WHAT IS REQUIRED: Give only the number of lines in the listing below where the string "name" occurs.

DATA SHOWN:
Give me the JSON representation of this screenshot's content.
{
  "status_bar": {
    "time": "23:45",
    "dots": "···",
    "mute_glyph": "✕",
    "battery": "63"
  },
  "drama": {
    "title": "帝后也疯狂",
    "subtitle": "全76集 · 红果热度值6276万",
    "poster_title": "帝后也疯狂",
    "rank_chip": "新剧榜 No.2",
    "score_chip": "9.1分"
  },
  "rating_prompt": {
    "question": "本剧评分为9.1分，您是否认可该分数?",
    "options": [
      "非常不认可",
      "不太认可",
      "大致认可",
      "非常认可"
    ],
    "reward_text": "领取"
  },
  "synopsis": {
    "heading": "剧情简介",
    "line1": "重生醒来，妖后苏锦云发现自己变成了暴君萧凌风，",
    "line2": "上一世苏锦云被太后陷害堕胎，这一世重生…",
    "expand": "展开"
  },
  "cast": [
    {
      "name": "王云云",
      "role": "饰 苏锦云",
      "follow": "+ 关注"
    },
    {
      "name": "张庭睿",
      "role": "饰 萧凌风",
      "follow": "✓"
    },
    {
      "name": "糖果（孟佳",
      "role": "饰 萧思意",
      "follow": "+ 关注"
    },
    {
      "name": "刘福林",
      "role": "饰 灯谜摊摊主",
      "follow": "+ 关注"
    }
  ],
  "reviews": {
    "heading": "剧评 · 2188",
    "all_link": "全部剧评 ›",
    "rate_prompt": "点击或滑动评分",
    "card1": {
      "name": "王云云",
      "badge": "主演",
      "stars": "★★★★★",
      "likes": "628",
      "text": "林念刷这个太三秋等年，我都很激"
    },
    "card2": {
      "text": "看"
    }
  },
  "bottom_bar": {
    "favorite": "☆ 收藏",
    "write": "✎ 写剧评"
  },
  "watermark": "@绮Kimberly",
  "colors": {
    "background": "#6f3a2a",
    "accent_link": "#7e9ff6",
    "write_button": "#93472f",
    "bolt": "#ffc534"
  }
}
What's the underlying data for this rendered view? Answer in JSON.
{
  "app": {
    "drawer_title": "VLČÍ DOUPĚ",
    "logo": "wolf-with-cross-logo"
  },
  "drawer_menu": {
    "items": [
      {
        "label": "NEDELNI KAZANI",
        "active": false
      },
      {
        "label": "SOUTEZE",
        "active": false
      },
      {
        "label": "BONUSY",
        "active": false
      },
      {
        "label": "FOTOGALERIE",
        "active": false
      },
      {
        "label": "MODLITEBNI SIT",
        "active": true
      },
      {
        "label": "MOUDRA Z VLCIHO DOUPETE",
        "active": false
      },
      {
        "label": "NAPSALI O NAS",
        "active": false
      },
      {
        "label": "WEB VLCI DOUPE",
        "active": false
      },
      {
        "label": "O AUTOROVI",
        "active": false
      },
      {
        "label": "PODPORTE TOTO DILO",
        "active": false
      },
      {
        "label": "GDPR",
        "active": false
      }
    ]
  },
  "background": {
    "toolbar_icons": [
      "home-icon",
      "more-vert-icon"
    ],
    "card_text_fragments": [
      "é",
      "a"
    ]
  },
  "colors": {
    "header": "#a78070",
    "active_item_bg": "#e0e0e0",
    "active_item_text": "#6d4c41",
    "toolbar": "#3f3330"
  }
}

FINAL RESULT: 5